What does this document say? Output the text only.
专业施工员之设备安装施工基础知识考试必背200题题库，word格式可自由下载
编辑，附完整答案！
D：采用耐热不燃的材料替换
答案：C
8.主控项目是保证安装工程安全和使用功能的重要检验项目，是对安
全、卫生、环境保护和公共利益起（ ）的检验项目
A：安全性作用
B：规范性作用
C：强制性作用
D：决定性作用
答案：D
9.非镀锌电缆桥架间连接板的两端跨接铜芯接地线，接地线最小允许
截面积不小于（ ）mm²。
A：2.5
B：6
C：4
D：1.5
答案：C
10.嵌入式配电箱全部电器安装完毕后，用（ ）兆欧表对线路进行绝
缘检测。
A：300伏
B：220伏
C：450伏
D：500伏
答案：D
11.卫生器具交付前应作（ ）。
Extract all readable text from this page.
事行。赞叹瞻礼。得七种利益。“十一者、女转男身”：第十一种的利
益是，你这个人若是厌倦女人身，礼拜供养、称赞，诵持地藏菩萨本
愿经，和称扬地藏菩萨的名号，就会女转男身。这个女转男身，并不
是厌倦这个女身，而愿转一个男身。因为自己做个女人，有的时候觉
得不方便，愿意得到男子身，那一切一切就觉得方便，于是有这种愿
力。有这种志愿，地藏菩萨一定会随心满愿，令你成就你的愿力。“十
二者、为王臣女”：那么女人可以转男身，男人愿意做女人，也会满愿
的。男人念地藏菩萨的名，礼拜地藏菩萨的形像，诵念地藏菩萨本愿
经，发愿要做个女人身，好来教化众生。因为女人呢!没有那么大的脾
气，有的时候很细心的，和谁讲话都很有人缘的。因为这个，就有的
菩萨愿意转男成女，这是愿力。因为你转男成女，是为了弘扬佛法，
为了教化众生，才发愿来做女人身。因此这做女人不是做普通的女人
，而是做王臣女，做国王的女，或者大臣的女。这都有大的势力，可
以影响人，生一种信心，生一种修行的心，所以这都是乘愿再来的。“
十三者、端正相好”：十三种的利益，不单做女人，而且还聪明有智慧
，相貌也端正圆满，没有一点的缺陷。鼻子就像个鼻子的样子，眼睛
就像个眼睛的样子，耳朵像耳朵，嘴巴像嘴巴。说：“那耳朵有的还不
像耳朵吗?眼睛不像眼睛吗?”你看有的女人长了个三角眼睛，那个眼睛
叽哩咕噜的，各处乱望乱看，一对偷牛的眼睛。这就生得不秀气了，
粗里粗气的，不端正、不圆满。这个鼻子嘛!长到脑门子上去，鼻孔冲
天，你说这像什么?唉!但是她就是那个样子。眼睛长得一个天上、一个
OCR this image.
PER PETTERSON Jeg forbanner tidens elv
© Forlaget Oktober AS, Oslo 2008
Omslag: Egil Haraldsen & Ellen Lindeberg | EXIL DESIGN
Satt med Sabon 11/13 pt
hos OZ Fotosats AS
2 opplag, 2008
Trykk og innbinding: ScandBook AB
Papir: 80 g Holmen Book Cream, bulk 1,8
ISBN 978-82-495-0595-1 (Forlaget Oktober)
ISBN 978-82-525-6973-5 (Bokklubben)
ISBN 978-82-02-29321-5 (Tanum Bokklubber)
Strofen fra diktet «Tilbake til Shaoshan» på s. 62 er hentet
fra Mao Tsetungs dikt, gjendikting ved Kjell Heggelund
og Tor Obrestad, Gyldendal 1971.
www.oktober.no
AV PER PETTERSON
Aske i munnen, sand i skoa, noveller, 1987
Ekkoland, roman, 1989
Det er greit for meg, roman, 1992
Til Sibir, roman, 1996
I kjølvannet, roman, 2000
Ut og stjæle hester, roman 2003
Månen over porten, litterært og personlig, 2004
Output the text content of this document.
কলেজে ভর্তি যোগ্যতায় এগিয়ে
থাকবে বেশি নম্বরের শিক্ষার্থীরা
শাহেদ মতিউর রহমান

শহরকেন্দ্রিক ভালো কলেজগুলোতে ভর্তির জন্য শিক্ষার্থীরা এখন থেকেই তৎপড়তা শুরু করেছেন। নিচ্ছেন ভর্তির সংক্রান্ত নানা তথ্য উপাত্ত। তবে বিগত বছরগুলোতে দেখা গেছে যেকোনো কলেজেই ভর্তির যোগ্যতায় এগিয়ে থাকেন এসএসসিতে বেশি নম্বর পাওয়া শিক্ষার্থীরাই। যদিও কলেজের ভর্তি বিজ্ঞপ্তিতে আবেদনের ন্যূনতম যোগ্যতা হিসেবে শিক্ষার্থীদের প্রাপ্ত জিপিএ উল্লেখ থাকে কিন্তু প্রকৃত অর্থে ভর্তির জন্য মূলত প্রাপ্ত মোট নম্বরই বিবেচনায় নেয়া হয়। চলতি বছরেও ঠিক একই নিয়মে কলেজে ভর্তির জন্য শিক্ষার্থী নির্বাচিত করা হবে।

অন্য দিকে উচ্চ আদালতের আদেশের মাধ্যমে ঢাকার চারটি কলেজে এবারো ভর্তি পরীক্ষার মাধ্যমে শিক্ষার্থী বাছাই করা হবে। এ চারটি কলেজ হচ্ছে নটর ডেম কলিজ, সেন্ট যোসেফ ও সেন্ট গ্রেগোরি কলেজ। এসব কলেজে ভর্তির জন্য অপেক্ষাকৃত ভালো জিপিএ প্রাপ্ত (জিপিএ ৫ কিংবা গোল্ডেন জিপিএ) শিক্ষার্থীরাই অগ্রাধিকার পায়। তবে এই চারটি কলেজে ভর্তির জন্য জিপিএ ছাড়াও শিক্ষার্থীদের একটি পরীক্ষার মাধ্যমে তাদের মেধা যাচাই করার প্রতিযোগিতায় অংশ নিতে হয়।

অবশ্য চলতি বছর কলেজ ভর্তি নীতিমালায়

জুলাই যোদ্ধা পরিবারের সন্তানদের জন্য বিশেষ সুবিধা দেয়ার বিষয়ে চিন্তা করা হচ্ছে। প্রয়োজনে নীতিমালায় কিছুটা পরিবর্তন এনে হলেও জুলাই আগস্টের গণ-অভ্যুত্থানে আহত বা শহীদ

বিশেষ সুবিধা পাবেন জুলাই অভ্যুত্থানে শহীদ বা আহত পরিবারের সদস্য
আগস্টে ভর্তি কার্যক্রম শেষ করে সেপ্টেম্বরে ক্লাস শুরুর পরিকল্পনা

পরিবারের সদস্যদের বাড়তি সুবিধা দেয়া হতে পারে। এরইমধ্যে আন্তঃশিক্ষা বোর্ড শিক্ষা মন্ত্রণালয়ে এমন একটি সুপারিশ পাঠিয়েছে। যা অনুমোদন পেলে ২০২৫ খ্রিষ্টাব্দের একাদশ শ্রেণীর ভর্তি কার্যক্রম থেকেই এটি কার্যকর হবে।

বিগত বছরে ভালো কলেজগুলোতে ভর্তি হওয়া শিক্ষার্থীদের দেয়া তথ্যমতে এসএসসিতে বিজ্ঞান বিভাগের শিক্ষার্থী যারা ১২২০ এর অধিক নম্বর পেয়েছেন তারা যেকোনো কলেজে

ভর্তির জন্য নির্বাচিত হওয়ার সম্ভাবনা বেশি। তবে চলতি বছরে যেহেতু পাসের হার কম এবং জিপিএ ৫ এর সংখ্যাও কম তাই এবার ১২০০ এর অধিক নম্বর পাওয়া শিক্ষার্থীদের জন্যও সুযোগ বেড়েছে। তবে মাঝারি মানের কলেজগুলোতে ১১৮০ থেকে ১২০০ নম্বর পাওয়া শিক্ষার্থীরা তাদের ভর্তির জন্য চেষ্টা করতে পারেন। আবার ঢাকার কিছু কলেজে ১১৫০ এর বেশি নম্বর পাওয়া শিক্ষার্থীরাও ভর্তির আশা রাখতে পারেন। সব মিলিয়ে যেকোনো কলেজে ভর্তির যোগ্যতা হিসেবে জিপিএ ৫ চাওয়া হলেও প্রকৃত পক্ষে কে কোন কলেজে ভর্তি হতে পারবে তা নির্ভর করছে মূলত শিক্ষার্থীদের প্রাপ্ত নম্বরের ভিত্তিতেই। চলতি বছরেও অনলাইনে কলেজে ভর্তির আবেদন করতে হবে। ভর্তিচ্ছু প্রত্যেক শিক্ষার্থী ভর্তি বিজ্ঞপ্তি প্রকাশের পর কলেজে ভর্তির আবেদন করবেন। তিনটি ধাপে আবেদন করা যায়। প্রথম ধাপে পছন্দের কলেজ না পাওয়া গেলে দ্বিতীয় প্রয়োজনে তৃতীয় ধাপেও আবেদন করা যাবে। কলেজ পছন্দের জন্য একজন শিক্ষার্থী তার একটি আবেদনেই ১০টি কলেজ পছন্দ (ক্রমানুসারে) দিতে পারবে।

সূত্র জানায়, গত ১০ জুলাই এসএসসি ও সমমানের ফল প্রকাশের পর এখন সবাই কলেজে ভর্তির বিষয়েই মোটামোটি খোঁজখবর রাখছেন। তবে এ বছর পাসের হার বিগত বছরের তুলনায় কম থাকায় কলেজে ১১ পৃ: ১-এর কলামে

• WHAT IS BEING ASKED: From the entries above, copy every line where the word "document" shows up.

• TASK SOLUTION:
What does this document say? Output the text only.
Output the text content of this document.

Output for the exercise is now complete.